— BEGIN —

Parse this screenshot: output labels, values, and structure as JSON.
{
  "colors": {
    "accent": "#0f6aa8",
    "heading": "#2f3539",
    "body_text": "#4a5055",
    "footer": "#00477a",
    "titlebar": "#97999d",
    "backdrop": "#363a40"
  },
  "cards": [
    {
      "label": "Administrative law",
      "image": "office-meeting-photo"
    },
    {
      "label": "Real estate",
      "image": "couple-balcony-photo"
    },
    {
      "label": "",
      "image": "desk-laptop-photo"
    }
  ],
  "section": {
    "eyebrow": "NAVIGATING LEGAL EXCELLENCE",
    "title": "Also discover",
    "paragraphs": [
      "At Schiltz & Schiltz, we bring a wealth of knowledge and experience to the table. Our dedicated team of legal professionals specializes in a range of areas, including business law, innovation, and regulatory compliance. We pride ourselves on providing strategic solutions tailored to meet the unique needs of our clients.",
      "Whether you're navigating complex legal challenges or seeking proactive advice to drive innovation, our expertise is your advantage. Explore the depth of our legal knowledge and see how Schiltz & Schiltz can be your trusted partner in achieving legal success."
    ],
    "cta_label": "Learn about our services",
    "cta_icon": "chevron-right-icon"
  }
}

— END —

[TASK DIRECTIONS]: Copy out each record from above, exactly.

[COMPLETE ANSWER]:
Parse this screenshot: output labels, values, and structure as JSON.
{
  "colors": {
    "accent": "#0f6aa8",
    "heading": "#2f3539",
    "body_text": "#4a5055",
    "footer": "#00477a",
    "titlebar": "#97999d",
    "backdrop": "#363a40"
  },
  "cards": [
    {
      "label": "Administrative law",
      "image": "office-meeting-photo"
    },
    {
      "label": "Real estate",
      "image": "couple-balcony-photo"
    },
    {
      "label": "",
      "image": "desk-laptop-photo"
    }
  ],
  "section": {
    "eyebrow": "NAVIGATING LEGAL EXCELLENCE",
    "title": "Also discover",
    "paragraphs": [
      "At Schiltz & Schiltz, we bring a wealth of knowledge and experience to the table. Our dedicated team of legal professionals specializes in a range of areas, including business law, innovation, and regulatory compliance. We pride ourselves on providing strategic solutions tailored to meet the unique needs of our clients.",
      "Whether you're navigating complex legal challenges or seeking proactive advice to drive innovation, our expertise is your advantage. Explore the depth of our legal knowledge and see how Schiltz & Schiltz can be your trusted partner in achieving legal success."
    ],
    "cta_label": "Learn about our services",
    "cta_icon": "chevron-right-icon"
  }
}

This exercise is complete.